## start Working data

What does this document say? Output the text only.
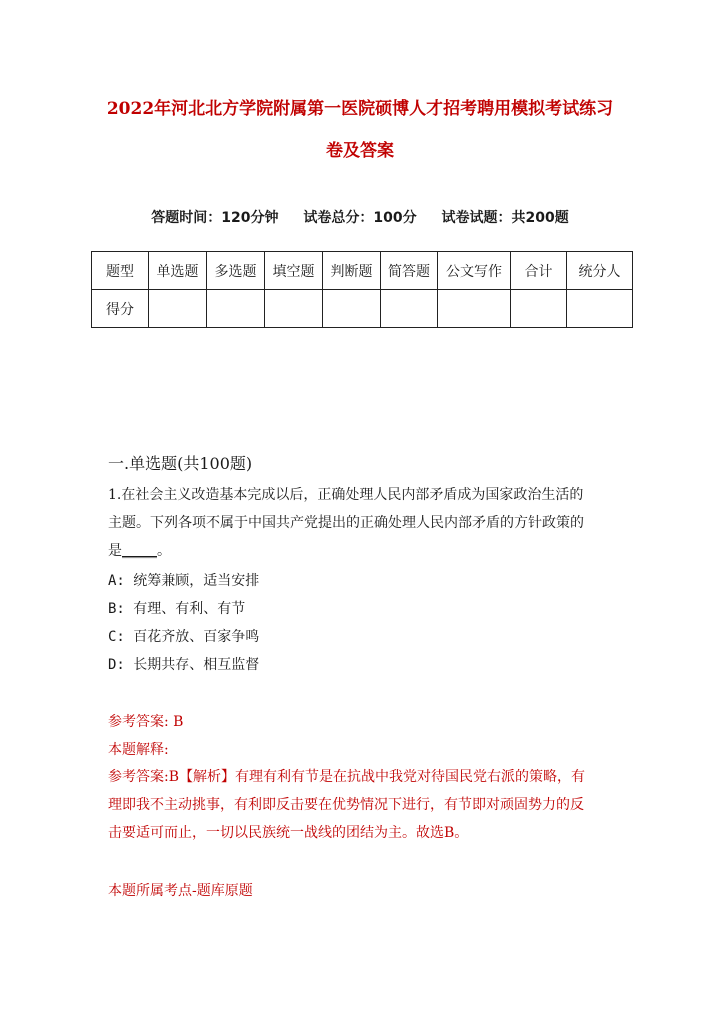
2022年河北北方学院附属第一医院硕博人才招考聘用模拟考试练习
卷及答案
答题时间：120分钟 试卷总分：100分 试卷试题：共200题
题型	单选题	多选题	填空题	判断题	简答题	公文写作	合计	统分人
得分								
一.单选题(共100题)
1.在社会主义改造基本完成以后，正确处理人民内部矛盾成为国家政治生活的
主题。下列各项不属于中国共产党提出的正确处理人民内部矛盾的方针政策的
是_____。
A: 统筹兼顾，适当安排
B: 有理、有利、有节
C: 百花齐放、百家争鸣
D: 长期共存、相互监督
参考答案: B
本题解释:
参考答案:B【解析】有理有利有节是在抗战中我党对待国民党右派的策略，有
理即我不主动挑事，有利即反击要在优势情况下进行，有节即对顽固势力的反
击要适可而止，一切以民族统一战线的团结为主。故选B。
本题所属考点-题库原题
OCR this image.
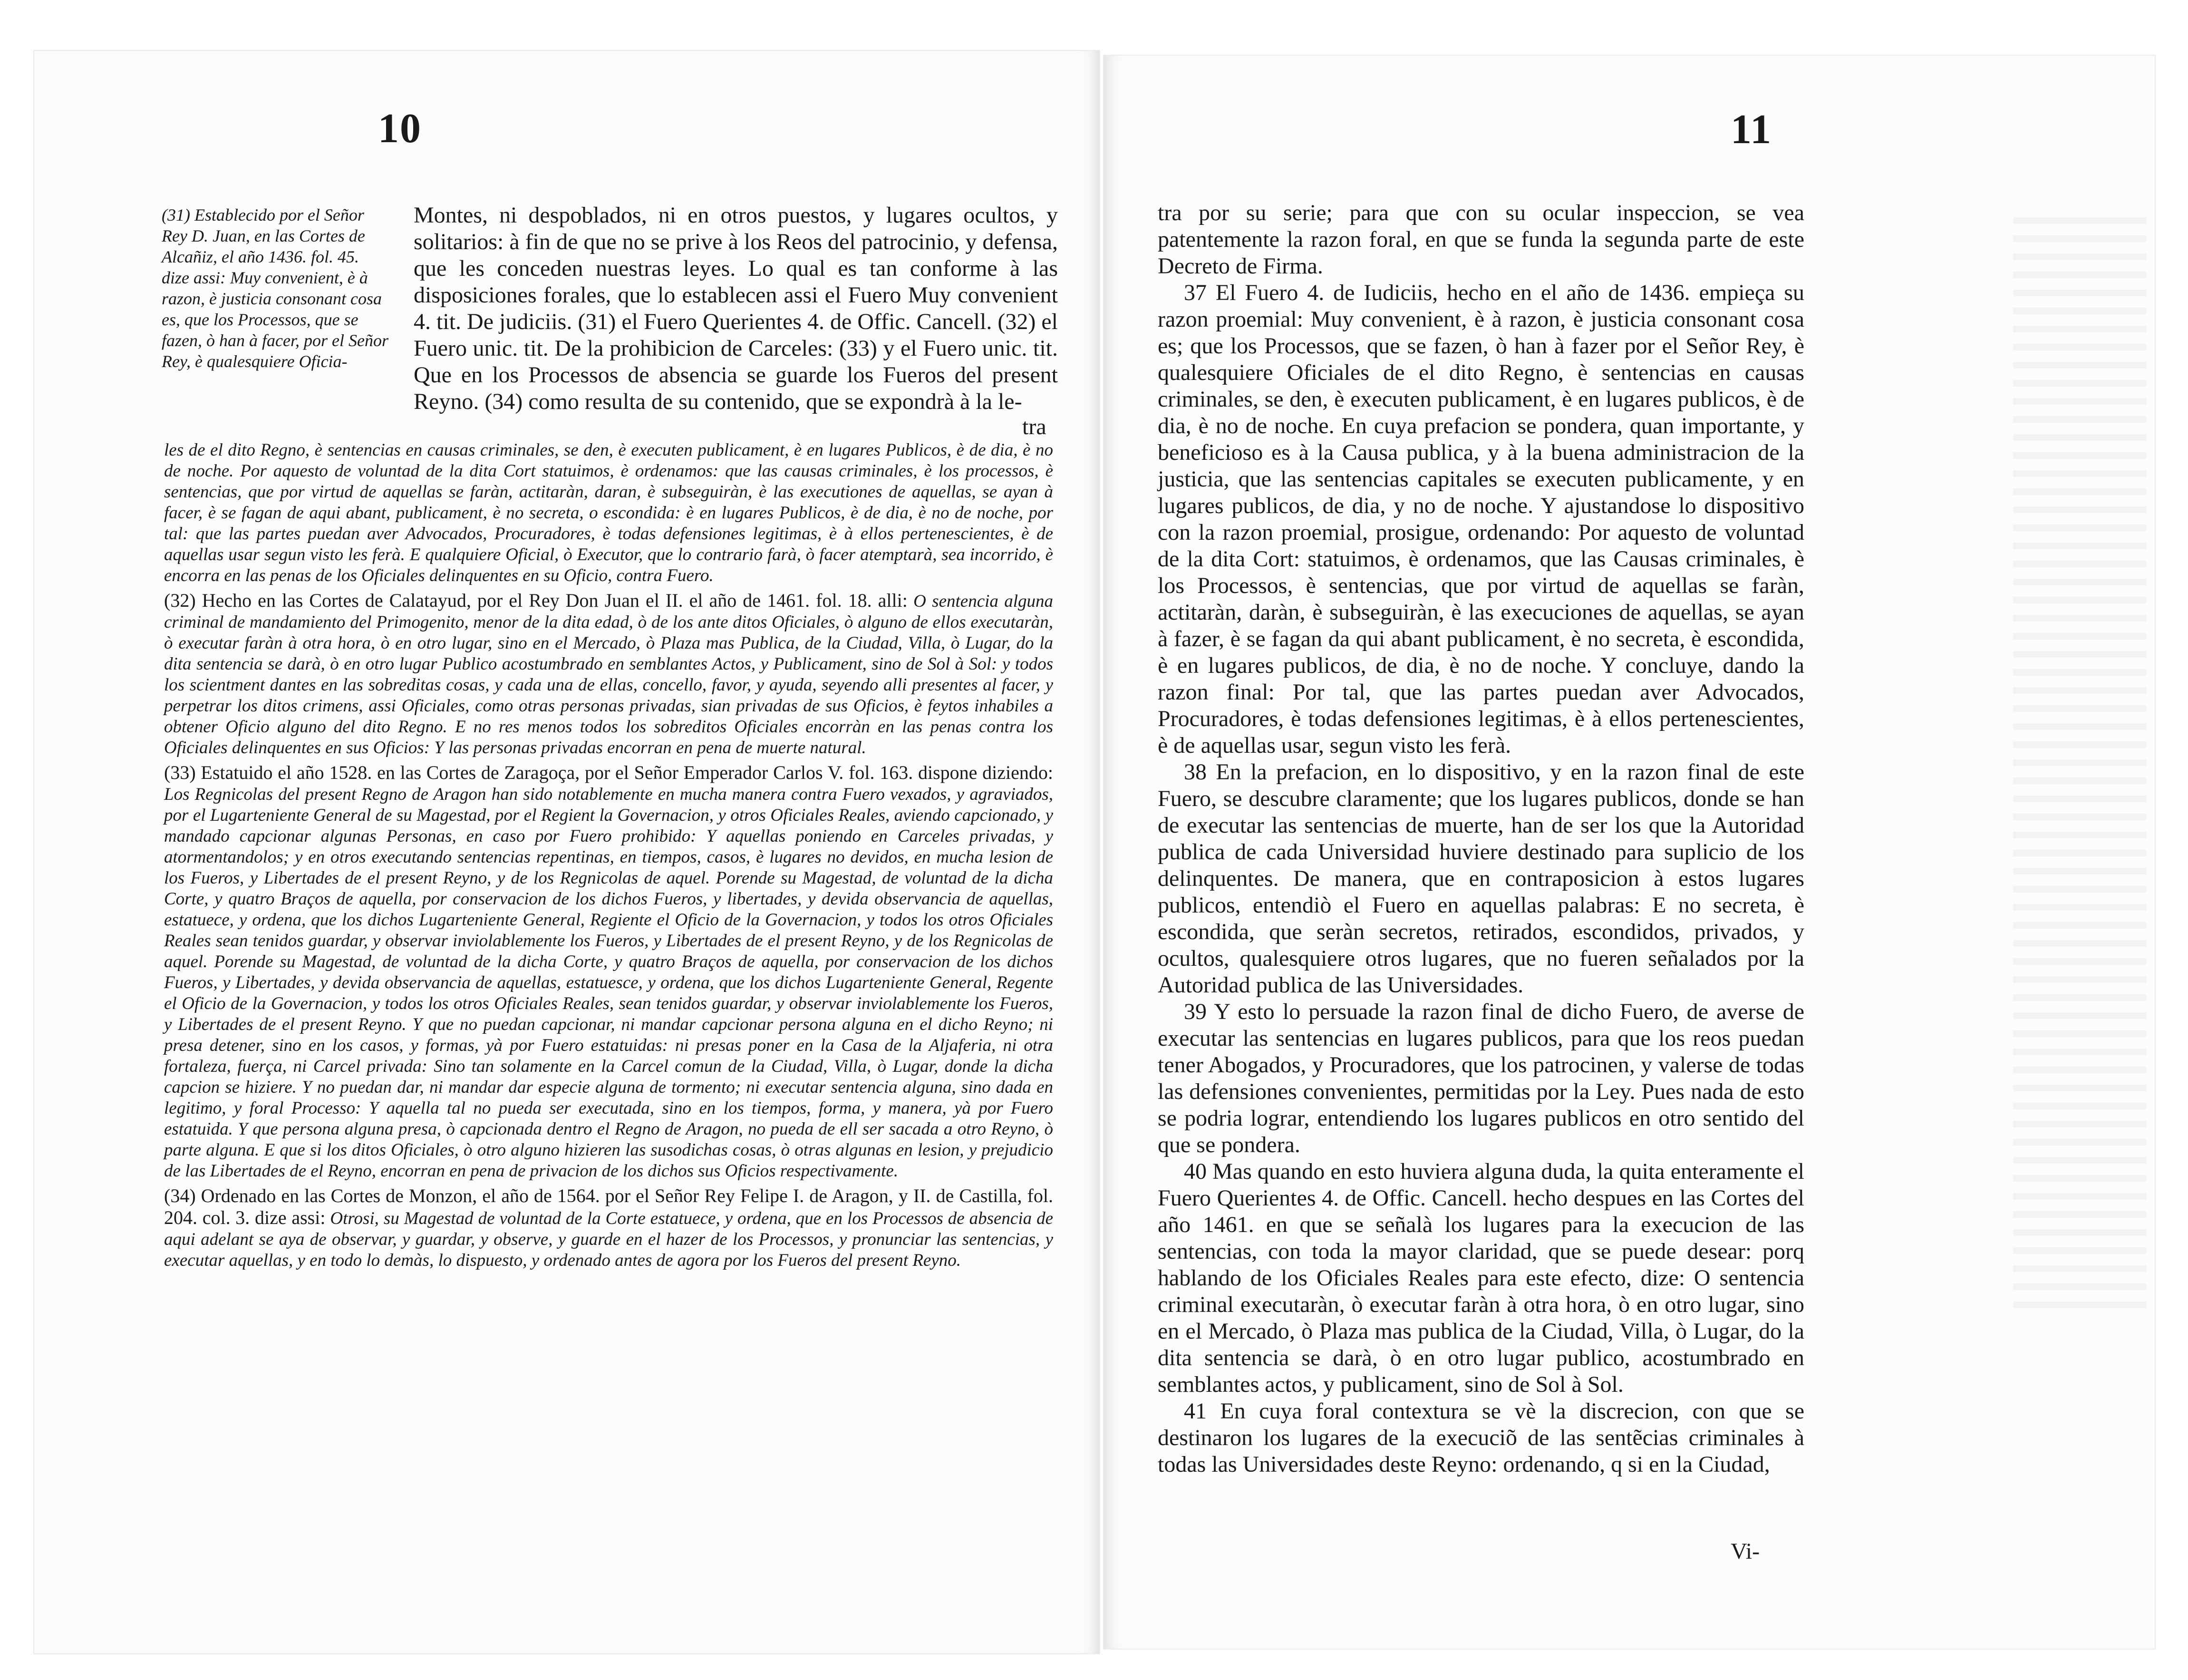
10	11

(31) Establecido por el Señor Rey D. Juan, en las Cortes de Alcañiz, el año 1436. fol. 45. dize assi: Muy convenient, è à razon, è justicia consonant cosa es, que los Processos, que se fazen, ò han à facer, por el Señor Rey, è qualesquiere Oficia-

Montes, ni despoblados, ni en otros puestos, y lugares ocultos, y solitarios: à fin de que no se prive à los Reos del patrocinio, y defensa, que les conceden nuestras leyes. Lo qual es tan conforme à las disposiciones forales, que lo establecen assi el Fuero Muy convenient 4. tit. De judiciis. (31) el Fuero Querientes 4. de Offic. Cancell. (32) el Fuero unic. tit. De la prohibicion de Carceles: (33) y el Fuero unic. tit. Que en los Processos de absencia se guarde los Fueros del present Reyno. (34) como resulta de su contenido, que se expondrà à la le-

tra

les de el dito Regno, è sentencias en causas criminales, se den, è executen publicament, è en lugares Publicos, è de dia, è no de noche. Por aquesto de voluntad de la dita Cort statuimos, è ordenamos: que las causas criminales, è los processos, è sentencias, que por virtud de aquellas se faràn, actitaràn, daran, è subseguiràn, è las executiones de aquellas, se ayan à facer, è se fagan de aqui abant, publicament, è no secreta, o escondida: è en lugares Publicos, è de dia, è no de noche, por tal: que las partes puedan aver Advocados, Procuradores, è todas defensiones legitimas, è à ellos pertenescientes, è de aquellas usar segun visto les ferà. E qualquiere Oficial, ò Executor, que lo contrario farà, ò facer atemptarà, sea incorrido, è encorra en las penas de los Oficiales delinquentes en su Oficio, contra Fuero.

(32) Hecho en las Cortes de Calatayud, por el Rey Don Juan el II. el año de 1461. fol. 18. alli: O sentencia alguna criminal de mandamiento del Primogenito, menor de la dita edad, ò de los ante ditos Oficiales, ò alguno de ellos executaràn, ò executar faràn à otra hora, ò en otro lugar, sino en el Mercado, ò Plaza mas Publica, de la Ciudad, Villa, ò Lugar, do la dita sentencia se darà, ò en otro lugar Publico acostumbrado en semblantes Actos, y Publicament, sino de Sol à Sol: y todos los scientment dantes en las sobreditas cosas, y cada una de ellas, concello, favor, y ayuda, seyendo alli presentes al facer, y perpetrar los ditos crimens, assi Oficiales, como otras personas privadas, sian privadas de sus Oficios, è feytos inhabiles a obtener Oficio alguno del dito Regno. E no res menos todos los sobreditos Oficiales encorràn en las penas contra los Oficiales delinquentes en sus Oficios: Y las personas privadas encorran en pena de muerte natural.

(33) Estatuido el año 1528. en las Cortes de Zaragoça, por el Señor Emperador Carlos V. fol. 163. dispone diziendo: Los Regnicolas del present Regno de Aragon han sido notablemente en mucha manera contra Fuero vexados, y agraviados, por el Lugarteniente General de su Magestad, por el Regient la Governacion, y otros Oficiales Reales, aviendo capcionado, y mandado capcionar algunas Personas, en caso por Fuero prohibido: Y aquellas poniendo en Carceles privadas, y atormentandolos; y en otros executando sentencias repentinas, en tiempos, casos, è lugares no devidos, en mucha lesion de los Fueros, y Libertades de el present Reyno, y de los Regnicolas de aquel. Porende su Magestad, de voluntad de la dicha Corte, y quatro Braços de aquella, por conservacion de los dichos Fueros, y libertades, y devida observancia de aquellas, estatuece, y ordena, que los dichos Lugarteniente General, Regiente el Oficio de la Governacion, y todos los otros Oficiales Reales sean tenidos guardar, y observar inviolablemente los Fueros, y Libertades de el present Reyno, y de los Regnicolas de aquel. Porende su Magestad, de voluntad de la dicha Corte, y quatro Braços de aquella, por conservacion de los dichos Fueros, y Libertades, y devida observancia de aquellas, estatuesce, y ordena, que los dichos Lugarteniente General, Regente el Oficio de la Governacion, y todos los otros Oficiales Reales, sean tenidos guardar, y observar inviolablemente los Fueros, y Libertades de el present Reyno. Y que no puedan capcionar, ni mandar capcionar persona alguna en el dicho Reyno; ni presa detener, sino en los casos, y formas, yà por Fuero estatuidas: ni presas poner en la Casa de la Aljaferia, ni otra fortaleza, fuerça, ni Carcel privada: Sino tan solamente en la Carcel comun de la Ciudad, Villa, ò Lugar, donde la dicha capcion se hiziere. Y no puedan dar, ni mandar dar especie alguna de tormento; ni executar sentencia alguna, sino dada en legitimo, y foral Processo: Y aquella tal no pueda ser executada, sino en los tiempos, forma, y manera, yà por Fuero estatuida. Y que persona alguna presa, ò capcionada dentro el Regno de Aragon, no pueda de ell ser sacada a otro Reyno, ò parte alguna. E que si los ditos Oficiales, ò otro alguno hizieren las susodichas cosas, ò otras algunas en lesion, y prejudicio de las Libertades de el Reyno, encorran en pena de privacion de los dichos sus Oficios respectivamente.

(34) Ordenado en las Cortes de Monzon, el año de 1564. por el Señor Rey Felipe I. de Aragon, y II. de Castilla, fol. 204. col. 3. dize assi: Otrosi, su Magestad de voluntad de la Corte estatuece, y ordena, que en los Processos de absencia de aqui adelant se aya de observar, y guardar, y observe, y guarde en el hazer de los Processos, y pronunciar las sentencias, y executar aquellas, y en todo lo demàs, lo dispuesto, y ordenado antes de agora por los Fueros del present Reyno.

tra por su serie; para que con su ocular inspeccion, se vea patentemente la razon foral, en que se funda la segunda parte de este Decreto de Firma.

37 El Fuero 4. de Iudiciis, hecho en el año de 1436. empieça su razon proemial: Muy convenient, è à razon, è justicia consonant cosa es; que los Processos, que se fazen, ò han à fazer por el Señor Rey, è qualesquiere Oficiales de el dito Regno, è sentencias en causas criminales, se den, è executen publicament, è en lugares publicos, è de dia, è no de noche. En cuya prefacion se pondera, quan importante, y beneficioso es à la Causa publica, y à la buena administracion de la justicia, que las sentencias capitales se executen publicamente, y en lugares publicos, de dia, y no de noche. Y ajustandose lo dispositivo con la razon proemial, prosigue, ordenando: Por aquesto de voluntad de la dita Cort: statuimos, è ordenamos, que las Causas criminales, è los Processos, è sentencias, que por virtud de aquellas se faràn, actitaràn, daràn, è subseguiràn, è las execuciones de aquellas, se ayan à fazer, è se fagan da qui abant publicament, è no secreta, è escondida, è en lugares publicos, de dia, è no de noche. Y concluye, dando la razon final: Por tal, que las partes puedan aver Advocados, Procuradores, è todas defensiones legitimas, è à ellos pertenescientes, è de aquellas usar, segun visto les ferà.

38 En la prefacion, en lo dispositivo, y en la razon final de este Fuero, se descubre claramente; que los lugares publicos, donde se han de executar las sentencias de muerte, han de ser los que la Autoridad publica de cada Universidad huviere destinado para suplicio de los delinquentes. De manera, que en contraposicion à estos lugares publicos, entendiò el Fuero en aquellas palabras: E no secreta, è escondida, que seràn secretos, retirados, escondidos, privados, y ocultos, qualesquiere otros lugares, que no fueren señalados por la Autoridad publica de las Universidades.

39 Y esto lo persuade la razon final de dicho Fuero, de averse de executar las sentencias en lugares publicos, para que los reos puedan tener Abogados, y Procuradores, que los patrocinen, y valerse de todas las defensiones convenientes, permitidas por la Ley. Pues nada de esto se podria lograr, entendiendo los lugares publicos en otro sentido del que se pondera.

40 Mas quando en esto huviera alguna duda, la quita enteramente el Fuero Querientes 4. de Offic. Cancell. hecho despues en las Cortes del año 1461. en que se señalà los lugares para la execucion de las sentencias, con toda la mayor claridad, que se puede desear: porq hablando de los Oficiales Reales para este efecto, dize: O sentencia criminal executaràn, ò executar faràn à otra hora, ò en otro lugar, sino en el Mercado, ò Plaza mas publica de la Ciudad, Villa, ò Lugar, do la dita sentencia se darà, ò en otro lugar publico, acostumbrado en semblantes actos, y publicament, sino de Sol à Sol.

41 En cuya foral contextura se vè la discrecion, con que se destinaron los lugares de la execuciõ de las sentẽcias criminales à todas las Universidades deste Reyno: ordenando, q si en la Ciudad,

Vi-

## end Working data

:: Given request ::
Pull out and copy each line containing the string "this".

:: Solution below ::
What does this document say? Output the text only.
OCR this image.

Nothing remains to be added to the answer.